** Start **

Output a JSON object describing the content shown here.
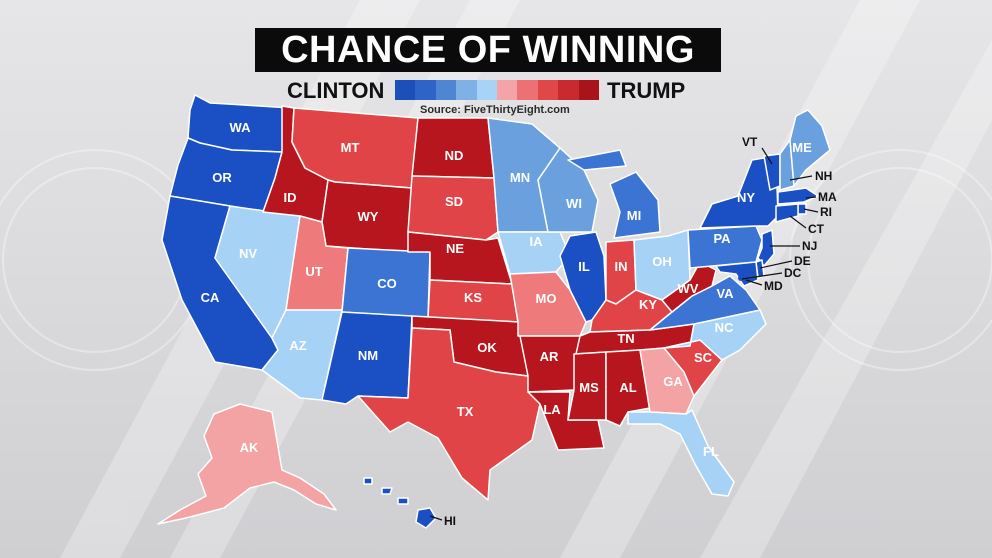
{
  "title": "CHANCE OF WINNING",
  "legend": {
    "left_candidate": "CLINTON",
    "right_candidate": "TRUMP",
    "scale_colors": [
      "#1c4fb8",
      "#2e64c8",
      "#4f86d4",
      "#7fb0e6",
      "#a9d3f6",
      "#f4a3a6",
      "#ec7074",
      "#e04848",
      "#c92a30",
      "#a8141c"
    ],
    "source": "Source: FiveThirtyEight.com"
  },
  "colors": {
    "strong_clinton": "#1b4fc4",
    "likely_clinton": "#3c74d4",
    "lean_clinton": "#6aa0de",
    "tilt_clinton": "#a6d2f6",
    "tilt_trump": "#f3a3a4",
    "lean_trump": "#ef7a7c",
    "likely_trump": "#e04446",
    "strong_trump": "#b8161e"
  },
  "states": [
    {
      "abbr": "WA",
      "rating": "strong_clinton"
    },
    {
      "abbr": "OR",
      "rating": "strong_clinton"
    },
    {
      "abbr": "CA",
      "rating": "strong_clinton"
    },
    {
      "abbr": "NV",
      "rating": "tilt_clinton"
    },
    {
      "abbr": "ID",
      "rating": "strong_trump"
    },
    {
      "abbr": "MT",
      "rating": "likely_trump"
    },
    {
      "abbr": "WY",
      "rating": "strong_trump"
    },
    {
      "abbr": "UT",
      "rating": "lean_trump"
    },
    {
      "abbr": "AZ",
      "rating": "tilt_clinton"
    },
    {
      "abbr": "CO",
      "rating": "likely_clinton"
    },
    {
      "abbr": "NM",
      "rating": "strong_clinton"
    },
    {
      "abbr": "ND",
      "rating": "strong_trump"
    },
    {
      "abbr": "SD",
      "rating": "likely_trump"
    },
    {
      "abbr": "NE",
      "rating": "strong_trump"
    },
    {
      "abbr": "KS",
      "rating": "likely_trump"
    },
    {
      "abbr": "OK",
      "rating": "strong_trump"
    },
    {
      "abbr": "TX",
      "rating": "likely_trump"
    },
    {
      "abbr": "MN",
      "rating": "lean_clinton"
    },
    {
      "abbr": "IA",
      "rating": "tilt_clinton"
    },
    {
      "abbr": "MO",
      "rating": "lean_trump"
    },
    {
      "abbr": "AR",
      "rating": "strong_trump"
    },
    {
      "abbr": "LA",
      "rating": "strong_trump"
    },
    {
      "abbr": "WI",
      "rating": "lean_clinton"
    },
    {
      "abbr": "IL",
      "rating": "strong_clinton"
    },
    {
      "abbr": "MI",
      "rating": "likely_clinton"
    },
    {
      "abbr": "IN",
      "rating": "likely_trump"
    },
    {
      "abbr": "OH",
      "rating": "tilt_clinton"
    },
    {
      "abbr": "KY",
      "rating": "likely_trump"
    },
    {
      "abbr": "TN",
      "rating": "strong_trump"
    },
    {
      "abbr": "MS",
      "rating": "strong_trump"
    },
    {
      "abbr": "AL",
      "rating": "strong_trump"
    },
    {
      "abbr": "GA",
      "rating": "tilt_trump"
    },
    {
      "abbr": "FL",
      "rating": "tilt_clinton"
    },
    {
      "abbr": "SC",
      "rating": "likely_trump"
    },
    {
      "abbr": "NC",
      "rating": "tilt_clinton"
    },
    {
      "abbr": "VA",
      "rating": "likely_clinton"
    },
    {
      "abbr": "WV",
      "rating": "strong_trump"
    },
    {
      "abbr": "PA",
      "rating": "likely_clinton"
    },
    {
      "abbr": "NY",
      "rating": "strong_clinton"
    },
    {
      "abbr": "VT",
      "rating": "strong_clinton"
    },
    {
      "abbr": "NH",
      "rating": "lean_clinton"
    },
    {
      "abbr": "ME",
      "rating": "lean_clinton"
    },
    {
      "abbr": "MA",
      "rating": "strong_clinton"
    },
    {
      "abbr": "RI",
      "rating": "strong_clinton"
    },
    {
      "abbr": "CT",
      "rating": "strong_clinton"
    },
    {
      "abbr": "NJ",
      "rating": "strong_clinton"
    },
    {
      "abbr": "DE",
      "rating": "strong_clinton"
    },
    {
      "abbr": "MD",
      "rating": "strong_clinton"
    },
    {
      "abbr": "DC",
      "rating": "strong_clinton"
    },
    {
      "abbr": "AK",
      "rating": "tilt_trump"
    },
    {
      "abbr": "HI",
      "rating": "strong_clinton"
    }
  ]
}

** End **

§ **Requirements**: Repeat each entry exactly as it appears; skip any picture.

§ **Solution to this exercise**:
Output a JSON object describing the content shown here.
{
  "title": "CHANCE OF WINNING",
  "legend": {
    "left_candidate": "CLINTON",
    "right_candidate": "TRUMP",
    "scale_colors": [
      "#1c4fb8",
      "#2e64c8",
      "#4f86d4",
      "#7fb0e6",
      "#a9d3f6",
      "#f4a3a6",
      "#ec7074",
      "#e04848",
      "#c92a30",
      "#a8141c"
    ],
    "source": "Source: FiveThirtyEight.com"
  },
  "colors": {
    "strong_clinton": "#1b4fc4",
    "likely_clinton": "#3c74d4",
    "lean_clinton": "#6aa0de",
    "tilt_clinton": "#a6d2f6",
    "tilt_trump": "#f3a3a4",
    "lean_trump": "#ef7a7c",
    "likely_trump": "#e04446",
    "strong_trump": "#b8161e"
  },
  "states": [
    {
      "abbr": "WA",
      "rating": "strong_clinton"
    },
    {
      "abbr": "OR",
      "rating": "strong_clinton"
    },
    {
      "abbr": "CA",
      "rating": "strong_clinton"
    },
    {
      "abbr": "NV",
      "rating": "tilt_clinton"
    },
    {
      "abbr": "ID",
      "rating": "strong_trump"
    },
    {
      "abbr": "MT",
      "rating": "likely_trump"
    },
    {
      "abbr": "WY",
      "rating": "strong_trump"
    },
    {
      "abbr": "UT",
      "rating": "lean_trump"
    },
    {
      "abbr": "AZ",
      "rating": "tilt_clinton"
    },
    {
      "abbr": "CO",
      "rating": "likely_clinton"
    },
    {
      "abbr": "NM",
      "rating": "strong_clinton"
    },
    {
      "abbr": "ND",
      "rating": "strong_trump"
    },
    {
      "abbr": "SD",
      "rating": "likely_trump"
    },
    {
      "abbr": "NE",
      "rating": "strong_trump"
    },
    {
      "abbr": "KS",
      "rating": "likely_trump"
    },
    {
      "abbr": "OK",
      "rating": "strong_trump"
    },
    {
      "abbr": "TX",
      "rating": "likely_trump"
    },
    {
      "abbr": "MN",
      "rating": "lean_clinton"
    },
    {
      "abbr": "IA",
      "rating": "tilt_clinton"
    },
    {
      "abbr": "MO",
      "rating": "lean_trump"
    },
    {
      "abbr": "AR",
      "rating": "strong_trump"
    },
    {
      "abbr": "LA",
      "rating": "strong_trump"
    },
    {
      "abbr": "WI",
      "rating": "lean_clinton"
    },
    {
      "abbr": "IL",
      "rating": "strong_clinton"
    },
    {
      "abbr": "MI",
      "rating": "likely_clinton"
    },
    {
      "abbr": "IN",
      "rating": "likely_trump"
    },
    {
      "abbr": "OH",
      "rating": "tilt_clinton"
    },
    {
      "abbr": "KY",
      "rating": "likely_trump"
    },
    {
      "abbr": "TN",
      "rating": "strong_trump"
    },
    {
      "abbr": "MS",
      "rating": "strong_trump"
    },
    {
      "abbr": "AL",
      "rating": "strong_trump"
    },
    {
      "abbr": "GA",
      "rating": "tilt_trump"
    },
    {
      "abbr": "FL",
      "rating": "tilt_clinton"
    },
    {
      "abbr": "SC",
      "rating": "likely_trump"
    },
    {
      "abbr": "NC",
      "rating": "tilt_clinton"
    },
    {
      "abbr": "VA",
      "rating": "likely_clinton"
    },
    {
      "abbr": "WV",
      "rating": "strong_trump"
    },
    {
      "abbr": "PA",
      "rating": "likely_clinton"
    },
    {
      "abbr": "NY",
      "rating": "strong_clinton"
    },
    {
      "abbr": "VT",
      "rating": "strong_clinton"
    },
    {
      "abbr": "NH",
      "rating": "lean_clinton"
    },
    {
      "abbr": "ME",
      "rating": "lean_clinton"
    },
    {
      "abbr": "MA",
      "rating": "strong_clinton"
    },
    {
      "abbr": "RI",
      "rating": "strong_clinton"
    },
    {
      "abbr": "CT",
      "rating": "strong_clinton"
    },
    {
      "abbr": "NJ",
      "rating": "strong_clinton"
    },
    {
      "abbr": "DE",
      "rating": "strong_clinton"
    },
    {
      "abbr": "MD",
      "rating": "strong_clinton"
    },
    {
      "abbr": "DC",
      "rating": "strong_clinton"
    },
    {
      "abbr": "AK",
      "rating": "tilt_trump"
    },
    {
      "abbr": "HI",
      "rating": "strong_clinton"
    }
  ]
}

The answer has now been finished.